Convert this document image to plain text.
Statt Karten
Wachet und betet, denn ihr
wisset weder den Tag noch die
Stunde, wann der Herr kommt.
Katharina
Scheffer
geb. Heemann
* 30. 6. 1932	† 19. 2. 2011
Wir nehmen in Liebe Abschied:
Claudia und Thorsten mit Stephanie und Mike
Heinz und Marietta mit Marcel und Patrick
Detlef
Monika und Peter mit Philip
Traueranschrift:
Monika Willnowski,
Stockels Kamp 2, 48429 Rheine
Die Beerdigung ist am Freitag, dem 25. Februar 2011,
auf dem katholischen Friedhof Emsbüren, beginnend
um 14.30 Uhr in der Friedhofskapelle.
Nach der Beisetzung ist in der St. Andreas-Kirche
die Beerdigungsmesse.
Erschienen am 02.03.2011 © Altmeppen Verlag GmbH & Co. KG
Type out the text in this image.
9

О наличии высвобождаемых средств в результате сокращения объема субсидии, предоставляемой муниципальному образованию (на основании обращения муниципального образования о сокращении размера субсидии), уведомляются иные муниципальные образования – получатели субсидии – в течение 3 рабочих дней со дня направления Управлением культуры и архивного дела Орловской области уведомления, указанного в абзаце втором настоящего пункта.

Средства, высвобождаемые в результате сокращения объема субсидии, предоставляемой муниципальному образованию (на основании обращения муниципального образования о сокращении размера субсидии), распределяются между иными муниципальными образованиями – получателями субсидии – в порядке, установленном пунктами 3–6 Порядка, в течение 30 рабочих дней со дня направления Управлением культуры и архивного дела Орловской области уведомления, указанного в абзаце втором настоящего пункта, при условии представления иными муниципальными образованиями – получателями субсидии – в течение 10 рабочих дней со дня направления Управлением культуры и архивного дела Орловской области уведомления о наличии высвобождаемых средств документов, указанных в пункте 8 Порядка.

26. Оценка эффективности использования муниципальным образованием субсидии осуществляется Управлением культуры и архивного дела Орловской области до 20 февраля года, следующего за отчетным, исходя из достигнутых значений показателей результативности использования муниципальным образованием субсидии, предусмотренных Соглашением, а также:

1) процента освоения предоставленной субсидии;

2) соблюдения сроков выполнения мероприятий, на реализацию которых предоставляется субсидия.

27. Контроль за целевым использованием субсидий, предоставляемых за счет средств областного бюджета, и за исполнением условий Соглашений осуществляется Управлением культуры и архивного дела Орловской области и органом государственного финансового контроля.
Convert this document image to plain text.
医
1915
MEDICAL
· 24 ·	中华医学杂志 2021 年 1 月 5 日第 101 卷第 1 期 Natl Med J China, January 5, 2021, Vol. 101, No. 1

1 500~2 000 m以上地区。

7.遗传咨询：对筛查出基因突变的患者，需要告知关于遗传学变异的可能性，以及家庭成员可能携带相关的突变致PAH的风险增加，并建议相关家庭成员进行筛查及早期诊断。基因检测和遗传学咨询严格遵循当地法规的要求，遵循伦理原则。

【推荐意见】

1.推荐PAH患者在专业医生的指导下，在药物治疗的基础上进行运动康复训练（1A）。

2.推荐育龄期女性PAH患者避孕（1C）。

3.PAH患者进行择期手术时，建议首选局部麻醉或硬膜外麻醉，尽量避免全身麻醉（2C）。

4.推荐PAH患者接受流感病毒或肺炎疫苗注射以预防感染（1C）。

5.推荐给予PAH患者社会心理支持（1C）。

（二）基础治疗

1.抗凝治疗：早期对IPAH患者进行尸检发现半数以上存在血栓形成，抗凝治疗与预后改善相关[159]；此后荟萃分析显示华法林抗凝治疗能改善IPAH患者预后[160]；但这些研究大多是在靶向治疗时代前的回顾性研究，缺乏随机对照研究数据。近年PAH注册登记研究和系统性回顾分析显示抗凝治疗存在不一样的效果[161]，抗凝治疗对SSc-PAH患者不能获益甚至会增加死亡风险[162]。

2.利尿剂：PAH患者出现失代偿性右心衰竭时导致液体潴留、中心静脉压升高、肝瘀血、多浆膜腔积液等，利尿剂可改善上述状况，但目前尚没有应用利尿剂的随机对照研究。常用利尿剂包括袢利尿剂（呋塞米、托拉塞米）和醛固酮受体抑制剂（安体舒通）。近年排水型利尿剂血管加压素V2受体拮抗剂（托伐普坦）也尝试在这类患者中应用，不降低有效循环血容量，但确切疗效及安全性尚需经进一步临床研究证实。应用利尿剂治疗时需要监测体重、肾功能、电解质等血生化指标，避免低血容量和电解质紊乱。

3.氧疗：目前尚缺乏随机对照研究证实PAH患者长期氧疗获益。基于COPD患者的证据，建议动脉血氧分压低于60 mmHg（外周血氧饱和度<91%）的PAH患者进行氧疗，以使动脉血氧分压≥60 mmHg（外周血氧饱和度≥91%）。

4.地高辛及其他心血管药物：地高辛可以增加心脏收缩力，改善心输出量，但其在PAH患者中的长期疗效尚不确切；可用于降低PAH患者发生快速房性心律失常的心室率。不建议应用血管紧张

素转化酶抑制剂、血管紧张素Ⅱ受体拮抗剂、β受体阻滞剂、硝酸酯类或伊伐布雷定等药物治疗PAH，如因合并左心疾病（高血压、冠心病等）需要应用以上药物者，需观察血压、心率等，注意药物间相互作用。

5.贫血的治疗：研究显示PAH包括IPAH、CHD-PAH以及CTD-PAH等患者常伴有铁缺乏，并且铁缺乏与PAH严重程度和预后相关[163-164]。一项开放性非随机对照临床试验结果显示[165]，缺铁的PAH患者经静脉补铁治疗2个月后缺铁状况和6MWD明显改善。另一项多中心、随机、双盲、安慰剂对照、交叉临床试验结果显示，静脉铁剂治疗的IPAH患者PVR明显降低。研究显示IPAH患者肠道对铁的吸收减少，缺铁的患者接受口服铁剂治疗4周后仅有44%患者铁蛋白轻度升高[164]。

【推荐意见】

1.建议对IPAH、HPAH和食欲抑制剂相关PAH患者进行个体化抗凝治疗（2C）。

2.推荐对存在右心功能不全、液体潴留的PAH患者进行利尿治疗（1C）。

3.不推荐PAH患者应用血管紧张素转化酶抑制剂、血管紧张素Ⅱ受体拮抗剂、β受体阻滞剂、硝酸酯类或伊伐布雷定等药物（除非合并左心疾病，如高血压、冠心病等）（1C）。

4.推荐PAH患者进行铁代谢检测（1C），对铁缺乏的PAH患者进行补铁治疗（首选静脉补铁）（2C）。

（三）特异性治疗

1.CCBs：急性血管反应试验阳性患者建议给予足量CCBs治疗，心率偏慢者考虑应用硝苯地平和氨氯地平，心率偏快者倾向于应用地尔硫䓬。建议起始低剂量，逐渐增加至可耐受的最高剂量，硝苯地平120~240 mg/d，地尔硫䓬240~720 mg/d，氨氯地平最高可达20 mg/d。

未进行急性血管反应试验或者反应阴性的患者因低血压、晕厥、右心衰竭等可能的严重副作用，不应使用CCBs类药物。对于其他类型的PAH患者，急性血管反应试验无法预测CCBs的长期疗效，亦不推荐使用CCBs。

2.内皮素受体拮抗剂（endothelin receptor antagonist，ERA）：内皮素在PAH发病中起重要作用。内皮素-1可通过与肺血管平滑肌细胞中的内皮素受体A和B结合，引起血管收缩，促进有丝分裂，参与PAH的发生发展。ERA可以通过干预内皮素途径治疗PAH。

### REQUIRED TASK
All of the records must be repeated exactly.

### IN RESPONSE
Convert this document image to plain text.
Statt Karten
Wachet und betet, denn ihr
wisset weder den Tag noch die
Stunde, wann der Herr kommt.
Katharina
Scheffer
geb. Heemann
* 30. 6. 1932	† 19. 2. 2011
Wir nehmen in Liebe Abschied:
Claudia und Thorsten mit Stephanie und Mike
Heinz und Marietta mit Marcel und Patrick
Detlef
Monika und Peter mit Philip
Traueranschrift:
Monika Willnowski,
Stockels Kamp 2, 48429 Rheine
Die Beerdigung ist am Freitag, dem 25. Februar 2011,
auf dem katholischen Friedhof Emsbüren, beginnend
um 14.30 Uhr in der Friedhofskapelle.
Nach der Beisetzung ist in der St. Andreas-Kirche
die Beerdigungsmesse.
Erschienen am 02.03.2011 © Altmeppen Verlag GmbH & Co. KG
Type out the text in this image.
9

О наличии высвобождаемых средств в результате сокращения объема субсидии, предоставляемой муниципальному образованию (на основании обращения муниципального образования о сокращении размера субсидии), уведомляются иные муниципальные образования – получатели субсидии – в течение 3 рабочих дней со дня направления Управлением культуры и архивного дела Орловской области уведомления, указанного в абзаце втором настоящего пункта.

Средства, высвобождаемые в результате сокращения объема субсидии, предоставляемой муниципальному образованию (на основании обращения муниципального образования о сокращении размера субсидии), распределяются между иными муниципальными образованиями – получателями субсидии – в порядке, установленном пунктами 3–6 Порядка, в течение 30 рабочих дней со дня направления Управлением культуры и архивного дела Орловской области уведомления, указанного в абзаце втором настоящего пункта, при условии представления иными муниципальными образованиями – получателями субсидии – в течение 10 рабочих дней со дня направления Управлением культуры и архивного дела Орловской области уведомления о наличии высвобождаемых средств документов, указанных в пункте 8 Порядка.

26. Оценка эффективности использования муниципальным образованием субсидии осуществляется Управлением культуры и архивного дела Орловской области до 20 февраля года, следующего за отчетным, исходя из достигнутых значений показателей результативности использования муниципальным образованием субсидии, предусмотренных Соглашением, а также:

1) процента освоения предоставленной субсидии;

2) соблюдения сроков выполнения мероприятий, на реализацию которых предоставляется субсидия.

27. Контроль за целевым использованием субсидий, предоставляемых за счет средств областного бюджета, и за исполнением условий Соглашений осуществляется Управлением культуры и архивного дела Орловской области и органом государственного финансового контроля.
Convert this document image to plain text.
医
1915
MEDICAL
· 24 ·	中华医学杂志 2021 年 1 月 5 日第 101 卷第 1 期 Natl Med J China, January 5, 2021, Vol. 101, No. 1

1 500~2 000 m以上地区。

7.遗传咨询：对筛查出基因突变的患者，需要告知关于遗传学变异的可能性，以及家庭成员可能携带相关的突变致PAH的风险增加，并建议相关家庭成员进行筛查及早期诊断。基因检测和遗传学咨询严格遵循当地法规的要求，遵循伦理原则。

【推荐意见】

1.推荐PAH患者在专业医生的指导下，在药物治疗的基础上进行运动康复训练（1A）。

2.推荐育龄期女性PAH患者避孕（1C）。

3.PAH患者进行择期手术时，建议首选局部麻醉或硬膜外麻醉，尽量避免全身麻醉（2C）。

4.推荐PAH患者接受流感病毒或肺炎疫苗注射以预防感染（1C）。

5.推荐给予PAH患者社会心理支持（1C）。

（二）基础治疗

1.抗凝治疗：早期对IPAH患者进行尸检发现半数以上存在血栓形成，抗凝治疗与预后改善相关[159]；此后荟萃分析显示华法林抗凝治疗能改善IPAH患者预后[160]；但这些研究大多是在靶向治疗时代前的回顾性研究，缺乏随机对照研究数据。近年PAH注册登记研究和系统性回顾分析显示抗凝治疗存在不一样的效果[161]，抗凝治疗对SSc-PAH患者不能获益甚至会增加死亡风险[162]。

2.利尿剂：PAH患者出现失代偿性右心衰竭时导致液体潴留、中心静脉压升高、肝瘀血、多浆膜腔积液等，利尿剂可改善上述状况，但目前尚没有应用利尿剂的随机对照研究。常用利尿剂包括袢利尿剂（呋塞米、托拉塞米）和醛固酮受体抑制剂（安体舒通）。近年排水型利尿剂血管加压素V2受体拮抗剂（托伐普坦）也尝试在这类患者中应用，不降低有效循环血容量，但确切疗效及安全性尚需经进一步临床研究证实。应用利尿剂治疗时需要监测体重、肾功能、电解质等血生化指标，避免低血容量和电解质紊乱。

3.氧疗：目前尚缺乏随机对照研究证实PAH患者长期氧疗获益。基于COPD患者的证据，建议动脉血氧分压低于60 mmHg（外周血氧饱和度<91%）的PAH患者进行氧疗，以使动脉血氧分压≥60 mmHg（外周血氧饱和度≥91%）。

4.地高辛及其他心血管药物：地高辛可以增加心脏收缩力，改善心输出量，但其在PAH患者中的长期疗效尚不确切；可用于降低PAH患者发生快速房性心律失常的心室率。不建议应用血管紧张

素转化酶抑制剂、血管紧张素Ⅱ受体拮抗剂、β受体阻滞剂、硝酸酯类或伊伐布雷定等药物治疗PAH，如因合并左心疾病（高血压、冠心病等）需要应用以上药物者，需观察血压、心率等，注意药物间相互作用。

5.贫血的治疗：研究显示PAH包括IPAH、CHD-PAH以及CTD-PAH等患者常伴有铁缺乏，并且铁缺乏与PAH严重程度和预后相关[163-164]。一项开放性非随机对照临床试验结果显示[165]，缺铁的PAH患者经静脉补铁治疗2个月后缺铁状况和6MWD明显改善。另一项多中心、随机、双盲、安慰剂对照、交叉临床试验结果显示，静脉铁剂治疗的IPAH患者PVR明显降低。研究显示IPAH患者肠道对铁的吸收减少，缺铁的患者接受口服铁剂治疗4周后仅有44%患者铁蛋白轻度升高[164]。

【推荐意见】

1.建议对IPAH、HPAH和食欲抑制剂相关PAH患者进行个体化抗凝治疗（2C）。

2.推荐对存在右心功能不全、液体潴留的PAH患者进行利尿治疗（1C）。

3.不推荐PAH患者应用血管紧张素转化酶抑制剂、血管紧张素Ⅱ受体拮抗剂、β受体阻滞剂、硝酸酯类或伊伐布雷定等药物（除非合并左心疾病，如高血压、冠心病等）（1C）。

4.推荐PAH患者进行铁代谢检测（1C），对铁缺乏的PAH患者进行补铁治疗（首选静脉补铁）（2C）。

（三）特异性治疗

1.CCBs：急性血管反应试验阳性患者建议给予足量CCBs治疗，心率偏慢者考虑应用硝苯地平和氨氯地平，心率偏快者倾向于应用地尔硫䓬。建议起始低剂量，逐渐增加至可耐受的最高剂量，硝苯地平120~240 mg/d，地尔硫䓬240~720 mg/d，氨氯地平最高可达20 mg/d。

未进行急性血管反应试验或者反应阴性的患者因低血压、晕厥、右心衰竭等可能的严重副作用，不应使用CCBs类药物。对于其他类型的PAH患者，急性血管反应试验无法预测CCBs的长期疗效，亦不推荐使用CCBs。

2.内皮素受体拮抗剂（endothelin receptor antagonist，ERA）：内皮素在PAH发病中起重要作用。内皮素-1可通过与肺血管平滑肌细胞中的内皮素受体A和B结合，引起血管收缩，促进有丝分裂，参与PAH的发生发展。ERA可以通过干预内皮素途径治疗PAH。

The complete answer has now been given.